### Given exercise
Leaving the pictures aside, transcribe every line below exactly.

### Extracted data
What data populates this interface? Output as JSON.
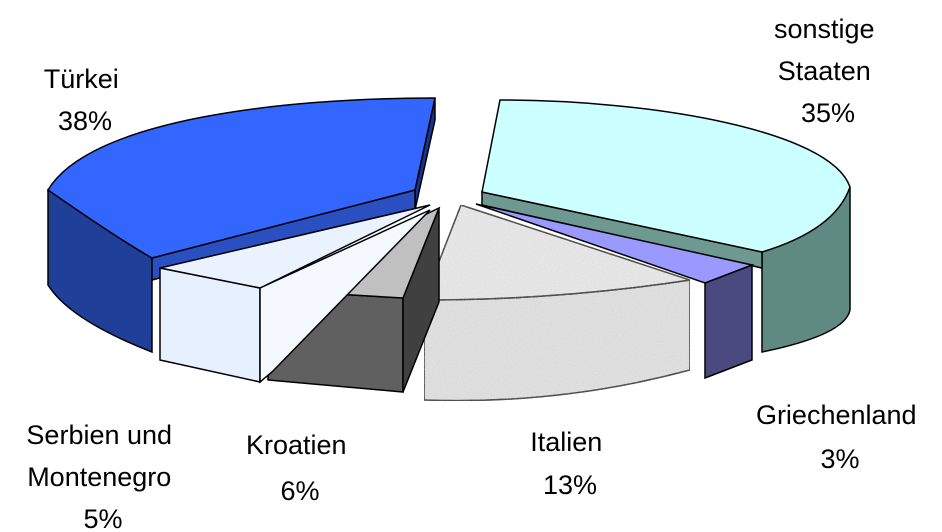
{
  "chart_data": {
    "type": "pie",
    "style": "3d-exploded",
    "slices": [
      {
        "label": "Türkei",
        "value": 38,
        "value_label": "38%",
        "color": "#3366ff"
      },
      {
        "label": "sonstige Staaten",
        "value": 35,
        "value_label": "35%",
        "color": "#ccffff"
      },
      {
        "label": "Griechenland",
        "value": 3,
        "value_label": "3%",
        "color": "#9999ff"
      },
      {
        "label": "Italien",
        "value": 13,
        "value_label": "13%",
        "color": "#ececec"
      },
      {
        "label": "Kroatien",
        "value": 6,
        "value_label": "6%",
        "color": "#c0c0c0"
      },
      {
        "label": "Serbien und Montenegro",
        "value": 5,
        "value_label": "5%",
        "color": "#e6f0ff"
      }
    ],
    "labels_text": {
      "tuerkei": [
        "Türkei",
        "38%"
      ],
      "sonstige": [
        "sonstige",
        "Staaten",
        "35%"
      ],
      "griechenland": [
        "Griechenland",
        "3%"
      ],
      "italien": [
        "Italien",
        "13%"
      ],
      "kroatien": [
        "Kroatien",
        "6%"
      ],
      "serbien": [
        "Serbien und",
        "Montenegro",
        "5%"
      ]
    }
  }
}
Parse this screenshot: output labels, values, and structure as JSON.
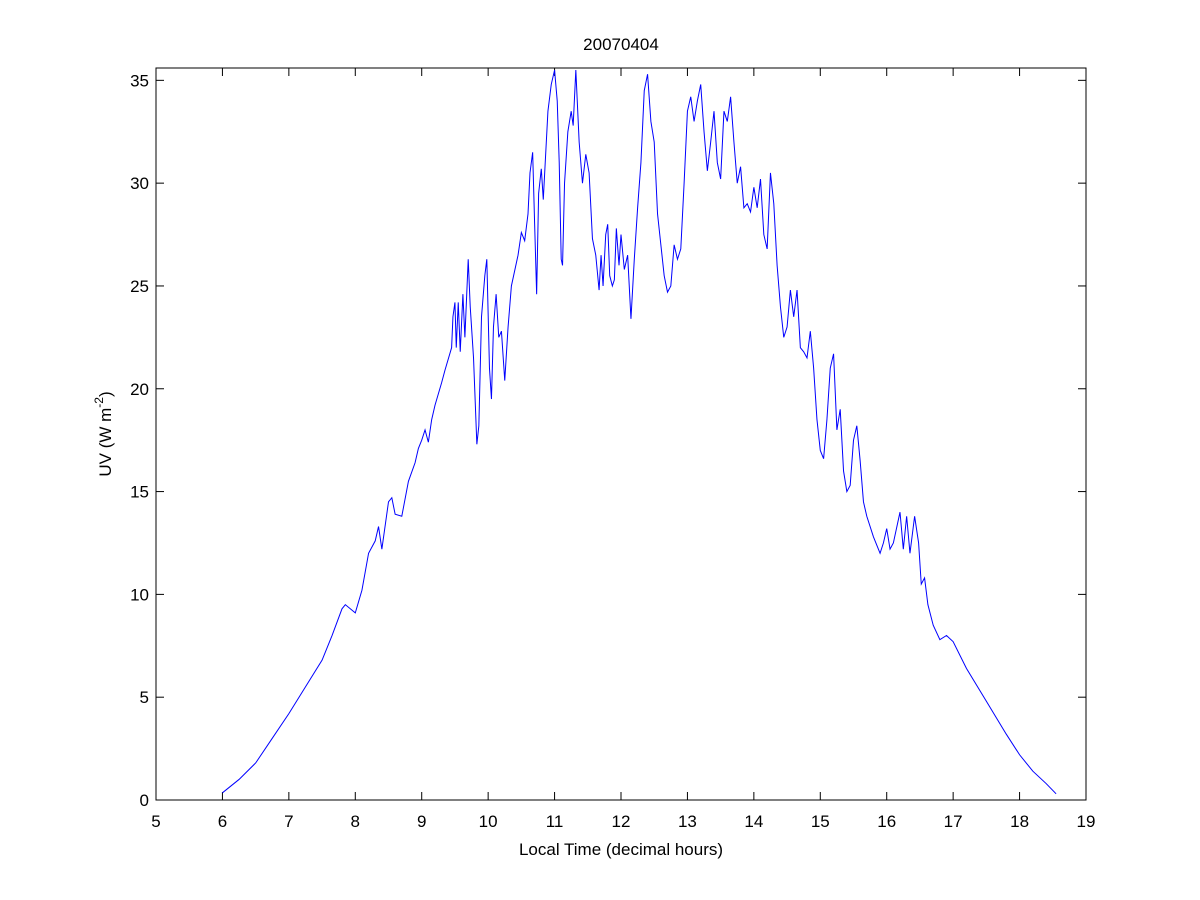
{
  "chart_data": {
    "type": "line",
    "title": "20070404",
    "xlabel": "Local Time (decimal hours)",
    "ylabel": {
      "text": "UV (W m",
      "sup": "-2",
      "tail": ")"
    },
    "color": "#0000ff",
    "xlim": [
      5,
      19
    ],
    "xticks": [
      5,
      6,
      7,
      8,
      9,
      10,
      11,
      12,
      13,
      14,
      15,
      16,
      17,
      18,
      19
    ],
    "ylim": [
      0,
      35.6
    ],
    "yticks": [
      0,
      5,
      10,
      15,
      20,
      25,
      30,
      35
    ],
    "x": [
      6.0,
      6.25,
      6.5,
      6.75,
      7.0,
      7.25,
      7.5,
      7.65,
      7.8,
      7.85,
      8.0,
      8.1,
      8.2,
      8.3,
      8.35,
      8.4,
      8.5,
      8.55,
      8.6,
      8.7,
      8.8,
      8.9,
      8.95,
      9.0,
      9.05,
      9.1,
      9.15,
      9.2,
      9.3,
      9.35,
      9.45,
      9.47,
      9.5,
      9.52,
      9.55,
      9.58,
      9.62,
      9.65,
      9.7,
      9.73,
      9.78,
      9.83,
      9.86,
      9.9,
      9.95,
      9.98,
      10.02,
      10.05,
      10.08,
      10.12,
      10.16,
      10.2,
      10.25,
      10.3,
      10.35,
      10.45,
      10.5,
      10.55,
      10.6,
      10.63,
      10.67,
      10.7,
      10.73,
      10.76,
      10.8,
      10.83,
      10.9,
      10.95,
      11.0,
      11.04,
      11.07,
      11.1,
      11.12,
      11.15,
      11.2,
      11.25,
      11.28,
      11.32,
      11.37,
      11.42,
      11.47,
      11.52,
      11.57,
      11.62,
      11.67,
      11.7,
      11.73,
      11.77,
      11.8,
      11.83,
      11.87,
      11.9,
      11.93,
      11.97,
      12.0,
      12.05,
      12.1,
      12.15,
      12.2,
      12.25,
      12.3,
      12.35,
      12.4,
      12.45,
      12.5,
      12.55,
      12.6,
      12.65,
      12.7,
      12.75,
      12.8,
      12.85,
      12.9,
      12.95,
      13.0,
      13.05,
      13.1,
      13.15,
      13.2,
      13.25,
      13.3,
      13.35,
      13.4,
      13.45,
      13.5,
      13.55,
      13.6,
      13.65,
      13.7,
      13.75,
      13.8,
      13.85,
      13.9,
      13.95,
      14.0,
      14.05,
      14.1,
      14.15,
      14.2,
      14.25,
      14.3,
      14.35,
      14.4,
      14.45,
      14.5,
      14.55,
      14.6,
      14.65,
      14.7,
      14.75,
      14.8,
      14.85,
      14.9,
      14.95,
      15.0,
      15.05,
      15.1,
      15.15,
      15.2,
      15.25,
      15.3,
      15.35,
      15.4,
      15.45,
      15.5,
      15.55,
      15.6,
      15.65,
      15.7,
      15.8,
      15.9,
      15.95,
      16.0,
      16.05,
      16.1,
      16.2,
      16.25,
      16.3,
      16.35,
      16.42,
      16.48,
      16.52,
      16.57,
      16.62,
      16.7,
      16.8,
      16.9,
      17.0,
      17.2,
      17.5,
      17.8,
      18.0,
      18.2,
      18.4,
      18.55
    ],
    "values": [
      0.35,
      1.0,
      1.8,
      3.0,
      4.2,
      5.5,
      6.8,
      8.0,
      9.3,
      9.5,
      9.1,
      10.2,
      12.0,
      12.6,
      13.3,
      12.2,
      14.5,
      14.7,
      13.9,
      13.8,
      15.5,
      16.4,
      17.1,
      17.5,
      18.0,
      17.4,
      18.5,
      19.2,
      20.3,
      20.9,
      22.0,
      23.5,
      24.2,
      22.0,
      24.2,
      21.8,
      24.6,
      22.5,
      26.3,
      24.0,
      21.5,
      17.3,
      18.2,
      23.5,
      25.5,
      26.3,
      21.0,
      19.5,
      23.0,
      24.6,
      22.5,
      22.8,
      20.4,
      23.0,
      25.0,
      26.5,
      27.6,
      27.2,
      28.5,
      30.5,
      31.5,
      28.0,
      24.6,
      29.5,
      30.7,
      29.2,
      33.5,
      34.8,
      35.5,
      34.0,
      31.0,
      26.3,
      26.0,
      30.0,
      32.5,
      33.5,
      32.8,
      35.5,
      32.0,
      30.0,
      31.4,
      30.5,
      27.3,
      26.5,
      24.8,
      26.5,
      25.0,
      27.5,
      28.0,
      25.5,
      25.0,
      25.3,
      27.8,
      26.0,
      27.5,
      25.8,
      26.5,
      23.4,
      26.3,
      28.8,
      31.0,
      34.5,
      35.3,
      33.0,
      32.0,
      28.5,
      27.0,
      25.5,
      24.7,
      25.0,
      27.0,
      26.3,
      26.8,
      30.0,
      33.5,
      34.2,
      33.0,
      34.0,
      34.8,
      32.5,
      30.6,
      32.0,
      33.5,
      31.0,
      30.2,
      33.5,
      33.0,
      34.2,
      32.0,
      30.0,
      30.8,
      28.8,
      29.0,
      28.6,
      29.8,
      28.8,
      30.2,
      27.5,
      26.8,
      30.5,
      29.0,
      26.0,
      24.0,
      22.5,
      23.0,
      24.8,
      23.5,
      24.8,
      22.0,
      21.8,
      21.5,
      22.8,
      21.0,
      18.5,
      17.0,
      16.6,
      18.5,
      21.0,
      21.7,
      18.0,
      19.0,
      16.0,
      15.0,
      15.3,
      17.5,
      18.2,
      16.5,
      14.5,
      13.8,
      12.8,
      12.0,
      12.5,
      13.2,
      12.2,
      12.5,
      14.0,
      12.2,
      13.8,
      12.0,
      13.8,
      12.5,
      10.5,
      10.8,
      9.5,
      8.5,
      7.8,
      8.0,
      7.7,
      6.4,
      4.8,
      3.2,
      2.2,
      1.4,
      0.8,
      0.3
    ]
  }
}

### Expected answer
What data populates this interface? Output as JSON.
{
  "chart_data": {
    "type": "pie",
    "style": "3d-exploded",
    "slices": [
      {
        "label": "Türkei",
        "value": 38,
        "value_label": "38%",
        "color": "#3366ff"
      },
      {
        "label": "sonstige Staaten",
        "value": 35,
        "value_label": "35%",
        "color": "#ccffff"
      },
      {
        "label": "Griechenland",
        "value": 3,
        "value_label": "3%",
        "color": "#9999ff"
      },
      {
        "label": "Italien",
        "value": 13,
        "value_label": "13%",
        "color": "#ececec"
      },
      {
        "label": "Kroatien",
        "value": 6,
        "value_label": "6%",
        "color": "#c0c0c0"
      },
      {
        "label": "Serbien und Montenegro",
        "value": 5,
        "value_label": "5%",
        "color": "#e6f0ff"
      }
    ],
    "labels_text": {
      "tuerkei": [
        "Türkei",
        "38%"
      ],
      "sonstige": [
        "sonstige",
        "Staaten",
        "35%"
      ],
      "griechenland": [
        "Griechenland",
        "3%"
      ],
      "italien": [
        "Italien",
        "13%"
      ],
      "kroatien": [
        "Kroatien",
        "6%"
      ],
      "serbien": [
        "Serbien und",
        "Montenegro",
        "5%"
      ]
    }
  }
}
Parse this screenshot: output labels, values, and structure as JSON.
{
  "chart_data": {
    "type": "line",
    "title": "20070404",
    "xlabel": "Local Time (decimal hours)",
    "ylabel": {
      "text": "UV (W m",
      "sup": "-2",
      "tail": ")"
    },
    "color": "#0000ff",
    "xlim": [
      5,
      19
    ],
    "xticks": [
      5,
      6,
      7,
      8,
      9,
      10,
      11,
      12,
      13,
      14,
      15,
      16,
      17,
      18,
      19
    ],
    "ylim": [
      0,
      35.6
    ],
    "yticks": [
      0,
      5,
      10,
      15,
      20,
      25,
      30,
      35
    ],
    "x": [
      6.0,
      6.25,
      6.5,
      6.75,
      7.0,
      7.25,
      7.5,
      7.65,
      7.8,
      7.85,
      8.0,
      8.1,
      8.2,
      8.3,
      8.35,
      8.4,
      8.5,
      8.55,
      8.6,
      8.7,
      8.8,
      8.9,
      8.95,
      9.0,
      9.05,
      9.1,
      9.15,
      9.2,
      9.3,
      9.35,
      9.45,
      9.47,
      9.5,
      9.52,
      9.55,
      9.58,
      9.62,
      9.65,
      9.7,
      9.73,
      9.78,
      9.83,
      9.86,
      9.9,
      9.95,
      9.98,
      10.02,
      10.05,
      10.08,
      10.12,
      10.16,
      10.2,
      10.25,
      10.3,
      10.35,
      10.45,
      10.5,
      10.55,
      10.6,
      10.63,
      10.67,
      10.7,
      10.73,
      10.76,
      10.8,
      10.83,
      10.9,
      10.95,
      11.0,
      11.04,
      11.07,
      11.1,
      11.12,
      11.15,
      11.2,
      11.25,
      11.28,
      11.32,
      11.37,
      11.42,
      11.47,
      11.52,
      11.57,
      11.62,
      11.67,
      11.7,
      11.73,
      11.77,
      11.8,
      11.83,
      11.87,
      11.9,
      11.93,
      11.97,
      12.0,
      12.05,
      12.1,
      12.15,
      12.2,
      12.25,
      12.3,
      12.35,
      12.4,
      12.45,
      12.5,
      12.55,
      12.6,
      12.65,
      12.7,
      12.75,
      12.8,
      12.85,
      12.9,
      12.95,
      13.0,
      13.05,
      13.1,
      13.15,
      13.2,
      13.25,
      13.3,
      13.35,
      13.4,
      13.45,
      13.5,
      13.55,
      13.6,
      13.65,
      13.7,
      13.75,
      13.8,
      13.85,
      13.9,
      13.95,
      14.0,
      14.05,
      14.1,
      14.15,
      14.2,
      14.25,
      14.3,
      14.35,
      14.4,
      14.45,
      14.5,
      14.55,
      14.6,
      14.65,
      14.7,
      14.75,
      14.8,
      14.85,
      14.9,
      14.95,
      15.0,
      15.05,
      15.1,
      15.15,
      15.2,
      15.25,
      15.3,
      15.35,
      15.4,
      15.45,
      15.5,
      15.55,
      15.6,
      15.65,
      15.7,
      15.8,
      15.9,
      15.95,
      16.0,
      16.05,
      16.1,
      16.2,
      16.25,
      16.3,
      16.35,
      16.42,
      16.48,
      16.52,
      16.57,
      16.62,
      16.7,
      16.8,
      16.9,
      17.0,
      17.2,
      17.5,
      17.8,
      18.0,
      18.2,
      18.4,
      18.55
    ],
    "values": [
      0.35,
      1.0,
      1.8,
      3.0,
      4.2,
      5.5,
      6.8,
      8.0,
      9.3,
      9.5,
      9.1,
      10.2,
      12.0,
      12.6,
      13.3,
      12.2,
      14.5,
      14.7,
      13.9,
      13.8,
      15.5,
      16.4,
      17.1,
      17.5,
      18.0,
      17.4,
      18.5,
      19.2,
      20.3,
      20.9,
      22.0,
      23.5,
      24.2,
      22.0,
      24.2,
      21.8,
      24.6,
      22.5,
      26.3,
      24.0,
      21.5,
      17.3,
      18.2,
      23.5,
      25.5,
      26.3,
      21.0,
      19.5,
      23.0,
      24.6,
      22.5,
      22.8,
      20.4,
      23.0,
      25.0,
      26.5,
      27.6,
      27.2,
      28.5,
      30.5,
      31.5,
      28.0,
      24.6,
      29.5,
      30.7,
      29.2,
      33.5,
      34.8,
      35.5,
      34.0,
      31.0,
      26.3,
      26.0,
      30.0,
      32.5,
      33.5,
      32.8,
      35.5,
      32.0,
      30.0,
      31.4,
      30.5,
      27.3,
      26.5,
      24.8,
      26.5,
      25.0,
      27.5,
      28.0,
      25.5,
      25.0,
      25.3,
      27.8,
      26.0,
      27.5,
      25.8,
      26.5,
      23.4,
      26.3,
      28.8,
      31.0,
      34.5,
      35.3,
      33.0,
      32.0,
      28.5,
      27.0,
      25.5,
      24.7,
      25.0,
      27.0,
      26.3,
      26.8,
      30.0,
      33.5,
      34.2,
      33.0,
      34.0,
      34.8,
      32.5,
      30.6,
      32.0,
      33.5,
      31.0,
      30.2,
      33.5,
      33.0,
      34.2,
      32.0,
      30.0,
      30.8,
      28.8,
      29.0,
      28.6,
      29.8,
      28.8,
      30.2,
      27.5,
      26.8,
      30.5,
      29.0,
      26.0,
      24.0,
      22.5,
      23.0,
      24.8,
      23.5,
      24.8,
      22.0,
      21.8,
      21.5,
      22.8,
      21.0,
      18.5,
      17.0,
      16.6,
      18.5,
      21.0,
      21.7,
      18.0,
      19.0,
      16.0,
      15.0,
      15.3,
      17.5,
      18.2,
      16.5,
      14.5,
      13.8,
      12.8,
      12.0,
      12.5,
      13.2,
      12.2,
      12.5,
      14.0,
      12.2,
      13.8,
      12.0,
      13.8,
      12.5,
      10.5,
      10.8,
      9.5,
      8.5,
      7.8,
      8.0,
      7.7,
      6.4,
      4.8,
      3.2,
      2.2,
      1.4,
      0.8,
      0.3
    ]
  }
}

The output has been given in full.